INPUT FOR THIS TASK:
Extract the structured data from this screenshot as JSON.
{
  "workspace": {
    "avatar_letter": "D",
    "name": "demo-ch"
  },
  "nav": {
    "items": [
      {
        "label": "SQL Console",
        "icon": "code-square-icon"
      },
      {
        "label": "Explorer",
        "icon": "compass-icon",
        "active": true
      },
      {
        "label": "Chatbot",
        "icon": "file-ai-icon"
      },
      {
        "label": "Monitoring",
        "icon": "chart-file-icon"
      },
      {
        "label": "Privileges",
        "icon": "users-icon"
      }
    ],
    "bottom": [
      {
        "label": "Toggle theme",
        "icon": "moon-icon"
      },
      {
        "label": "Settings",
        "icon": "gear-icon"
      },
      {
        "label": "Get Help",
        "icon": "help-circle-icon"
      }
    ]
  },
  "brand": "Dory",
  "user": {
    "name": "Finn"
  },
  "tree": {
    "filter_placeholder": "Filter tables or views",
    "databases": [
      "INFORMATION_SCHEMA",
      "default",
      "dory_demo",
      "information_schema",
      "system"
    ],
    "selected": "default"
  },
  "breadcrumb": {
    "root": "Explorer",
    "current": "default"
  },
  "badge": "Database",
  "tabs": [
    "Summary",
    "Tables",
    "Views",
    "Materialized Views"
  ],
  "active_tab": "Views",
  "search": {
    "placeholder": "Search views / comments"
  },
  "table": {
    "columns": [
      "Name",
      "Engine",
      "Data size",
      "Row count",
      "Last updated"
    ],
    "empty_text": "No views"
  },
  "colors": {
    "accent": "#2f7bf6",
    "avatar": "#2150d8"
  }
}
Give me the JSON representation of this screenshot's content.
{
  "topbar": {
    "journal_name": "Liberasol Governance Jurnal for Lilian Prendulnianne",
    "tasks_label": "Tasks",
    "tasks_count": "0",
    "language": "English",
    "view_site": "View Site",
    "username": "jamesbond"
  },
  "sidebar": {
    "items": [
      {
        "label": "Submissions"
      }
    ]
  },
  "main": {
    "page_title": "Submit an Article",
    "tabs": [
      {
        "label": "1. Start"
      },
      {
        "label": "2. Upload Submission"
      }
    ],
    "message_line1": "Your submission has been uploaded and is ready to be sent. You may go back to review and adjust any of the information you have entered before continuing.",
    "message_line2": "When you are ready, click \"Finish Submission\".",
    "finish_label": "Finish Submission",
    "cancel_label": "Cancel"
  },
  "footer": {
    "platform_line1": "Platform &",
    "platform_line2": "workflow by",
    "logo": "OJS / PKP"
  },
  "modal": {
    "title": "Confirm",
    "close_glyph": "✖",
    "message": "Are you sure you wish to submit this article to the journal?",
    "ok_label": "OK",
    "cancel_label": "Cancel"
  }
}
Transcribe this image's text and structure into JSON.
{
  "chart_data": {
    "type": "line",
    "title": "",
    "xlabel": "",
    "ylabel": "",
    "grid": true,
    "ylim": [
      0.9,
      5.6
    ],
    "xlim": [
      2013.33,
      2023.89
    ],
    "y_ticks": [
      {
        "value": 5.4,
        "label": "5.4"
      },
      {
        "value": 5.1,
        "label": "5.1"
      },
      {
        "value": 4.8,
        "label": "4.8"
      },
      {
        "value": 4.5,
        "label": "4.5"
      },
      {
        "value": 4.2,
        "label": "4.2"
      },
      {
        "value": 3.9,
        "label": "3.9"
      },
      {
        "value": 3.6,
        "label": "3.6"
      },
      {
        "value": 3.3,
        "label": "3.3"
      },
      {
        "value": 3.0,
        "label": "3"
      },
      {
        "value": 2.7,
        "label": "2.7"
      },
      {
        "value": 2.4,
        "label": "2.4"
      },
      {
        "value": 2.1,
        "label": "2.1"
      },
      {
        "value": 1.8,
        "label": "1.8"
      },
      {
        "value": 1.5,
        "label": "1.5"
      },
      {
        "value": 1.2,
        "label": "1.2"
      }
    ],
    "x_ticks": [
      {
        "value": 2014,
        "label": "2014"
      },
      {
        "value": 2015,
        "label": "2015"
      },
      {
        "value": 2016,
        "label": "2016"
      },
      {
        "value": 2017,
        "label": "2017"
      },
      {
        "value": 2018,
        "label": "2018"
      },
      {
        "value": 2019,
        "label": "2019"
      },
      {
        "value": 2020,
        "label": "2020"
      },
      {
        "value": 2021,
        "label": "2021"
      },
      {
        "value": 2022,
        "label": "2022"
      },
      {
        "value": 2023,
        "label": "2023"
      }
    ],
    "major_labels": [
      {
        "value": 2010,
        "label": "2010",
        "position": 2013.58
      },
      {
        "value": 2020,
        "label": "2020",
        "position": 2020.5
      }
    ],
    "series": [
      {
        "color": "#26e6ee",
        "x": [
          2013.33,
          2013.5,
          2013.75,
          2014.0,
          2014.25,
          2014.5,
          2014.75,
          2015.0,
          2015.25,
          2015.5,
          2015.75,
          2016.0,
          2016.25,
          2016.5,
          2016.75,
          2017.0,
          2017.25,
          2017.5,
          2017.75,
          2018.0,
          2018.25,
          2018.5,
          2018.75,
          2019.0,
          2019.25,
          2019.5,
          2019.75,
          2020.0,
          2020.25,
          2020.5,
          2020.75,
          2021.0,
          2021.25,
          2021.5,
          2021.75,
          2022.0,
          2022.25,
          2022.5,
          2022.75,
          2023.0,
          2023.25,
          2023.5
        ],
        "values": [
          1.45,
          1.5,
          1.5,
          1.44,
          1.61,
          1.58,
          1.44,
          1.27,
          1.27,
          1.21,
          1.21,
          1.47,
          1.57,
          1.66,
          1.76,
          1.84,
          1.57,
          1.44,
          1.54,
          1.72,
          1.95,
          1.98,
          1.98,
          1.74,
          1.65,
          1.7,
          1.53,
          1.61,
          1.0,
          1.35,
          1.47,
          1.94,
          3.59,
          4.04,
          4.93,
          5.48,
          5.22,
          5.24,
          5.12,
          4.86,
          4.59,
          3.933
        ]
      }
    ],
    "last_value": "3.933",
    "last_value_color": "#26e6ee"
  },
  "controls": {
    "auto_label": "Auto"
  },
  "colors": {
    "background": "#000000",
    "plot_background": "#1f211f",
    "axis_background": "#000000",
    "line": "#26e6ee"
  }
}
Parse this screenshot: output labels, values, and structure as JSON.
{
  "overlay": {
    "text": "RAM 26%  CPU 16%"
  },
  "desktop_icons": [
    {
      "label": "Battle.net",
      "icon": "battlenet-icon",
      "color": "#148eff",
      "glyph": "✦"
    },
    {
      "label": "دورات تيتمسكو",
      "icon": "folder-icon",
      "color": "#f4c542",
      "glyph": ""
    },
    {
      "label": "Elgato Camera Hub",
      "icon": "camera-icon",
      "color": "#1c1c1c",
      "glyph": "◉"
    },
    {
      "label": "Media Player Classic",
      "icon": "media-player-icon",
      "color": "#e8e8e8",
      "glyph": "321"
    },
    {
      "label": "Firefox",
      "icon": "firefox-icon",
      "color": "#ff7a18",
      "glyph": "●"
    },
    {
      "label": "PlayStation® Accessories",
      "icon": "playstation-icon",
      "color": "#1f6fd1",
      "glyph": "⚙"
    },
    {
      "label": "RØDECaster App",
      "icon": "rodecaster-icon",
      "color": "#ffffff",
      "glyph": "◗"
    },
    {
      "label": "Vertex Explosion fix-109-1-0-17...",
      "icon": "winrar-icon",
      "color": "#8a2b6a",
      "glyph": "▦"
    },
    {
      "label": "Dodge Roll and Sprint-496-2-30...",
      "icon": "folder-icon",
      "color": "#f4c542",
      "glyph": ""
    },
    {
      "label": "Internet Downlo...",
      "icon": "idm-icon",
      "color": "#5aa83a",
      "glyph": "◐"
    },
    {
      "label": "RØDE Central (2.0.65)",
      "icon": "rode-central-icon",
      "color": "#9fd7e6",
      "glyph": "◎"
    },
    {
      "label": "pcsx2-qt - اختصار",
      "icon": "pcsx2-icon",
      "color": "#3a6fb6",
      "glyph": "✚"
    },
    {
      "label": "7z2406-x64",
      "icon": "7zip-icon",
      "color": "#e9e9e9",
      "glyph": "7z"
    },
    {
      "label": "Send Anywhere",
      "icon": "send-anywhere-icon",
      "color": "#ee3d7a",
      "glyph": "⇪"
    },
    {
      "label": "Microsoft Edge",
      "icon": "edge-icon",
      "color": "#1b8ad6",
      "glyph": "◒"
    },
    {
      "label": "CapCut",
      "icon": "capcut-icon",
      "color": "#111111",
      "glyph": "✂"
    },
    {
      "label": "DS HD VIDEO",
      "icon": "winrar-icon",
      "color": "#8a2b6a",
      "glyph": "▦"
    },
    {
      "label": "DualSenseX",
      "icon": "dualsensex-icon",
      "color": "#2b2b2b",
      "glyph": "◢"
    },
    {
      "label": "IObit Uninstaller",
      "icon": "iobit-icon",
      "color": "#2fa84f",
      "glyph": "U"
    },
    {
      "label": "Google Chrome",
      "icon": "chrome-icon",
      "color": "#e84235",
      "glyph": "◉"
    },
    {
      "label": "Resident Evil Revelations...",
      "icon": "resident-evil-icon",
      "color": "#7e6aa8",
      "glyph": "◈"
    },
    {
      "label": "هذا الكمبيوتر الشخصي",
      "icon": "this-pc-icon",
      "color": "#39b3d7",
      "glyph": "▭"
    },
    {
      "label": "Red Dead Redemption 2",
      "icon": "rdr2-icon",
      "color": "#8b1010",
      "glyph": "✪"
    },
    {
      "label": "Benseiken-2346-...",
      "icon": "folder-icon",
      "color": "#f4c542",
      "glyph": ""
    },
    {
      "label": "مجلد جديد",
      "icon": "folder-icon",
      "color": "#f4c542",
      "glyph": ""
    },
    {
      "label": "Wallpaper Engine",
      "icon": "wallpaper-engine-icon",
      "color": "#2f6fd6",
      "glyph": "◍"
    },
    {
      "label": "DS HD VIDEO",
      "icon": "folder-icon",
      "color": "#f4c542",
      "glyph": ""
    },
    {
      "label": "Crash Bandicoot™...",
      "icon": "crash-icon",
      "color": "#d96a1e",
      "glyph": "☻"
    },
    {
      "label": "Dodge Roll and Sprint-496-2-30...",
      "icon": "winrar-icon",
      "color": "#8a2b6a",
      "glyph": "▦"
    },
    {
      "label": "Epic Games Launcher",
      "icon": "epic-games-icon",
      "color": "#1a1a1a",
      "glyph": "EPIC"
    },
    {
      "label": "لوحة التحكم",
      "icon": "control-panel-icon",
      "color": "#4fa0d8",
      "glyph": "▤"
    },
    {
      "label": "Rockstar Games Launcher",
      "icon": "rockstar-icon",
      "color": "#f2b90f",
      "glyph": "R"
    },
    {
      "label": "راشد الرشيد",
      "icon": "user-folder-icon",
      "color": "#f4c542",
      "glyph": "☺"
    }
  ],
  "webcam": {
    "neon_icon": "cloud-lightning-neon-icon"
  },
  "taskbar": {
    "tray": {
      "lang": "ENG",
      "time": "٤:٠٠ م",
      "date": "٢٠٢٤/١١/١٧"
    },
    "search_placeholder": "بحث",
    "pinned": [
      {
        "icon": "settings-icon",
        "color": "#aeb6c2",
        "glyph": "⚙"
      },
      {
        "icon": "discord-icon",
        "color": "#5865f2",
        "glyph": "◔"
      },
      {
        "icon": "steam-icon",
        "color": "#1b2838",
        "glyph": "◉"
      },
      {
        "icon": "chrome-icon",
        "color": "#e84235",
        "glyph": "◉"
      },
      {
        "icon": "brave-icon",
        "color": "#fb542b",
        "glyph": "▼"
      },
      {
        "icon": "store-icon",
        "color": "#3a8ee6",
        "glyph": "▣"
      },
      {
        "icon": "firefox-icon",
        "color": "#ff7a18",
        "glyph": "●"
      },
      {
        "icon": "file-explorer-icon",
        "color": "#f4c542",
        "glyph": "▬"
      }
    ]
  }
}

TASK INSTRUCTIONS: Looking at the entries above, how many lines contain the word "Launcher"? Answer with the number alone.

CORRECT ANSWER: 2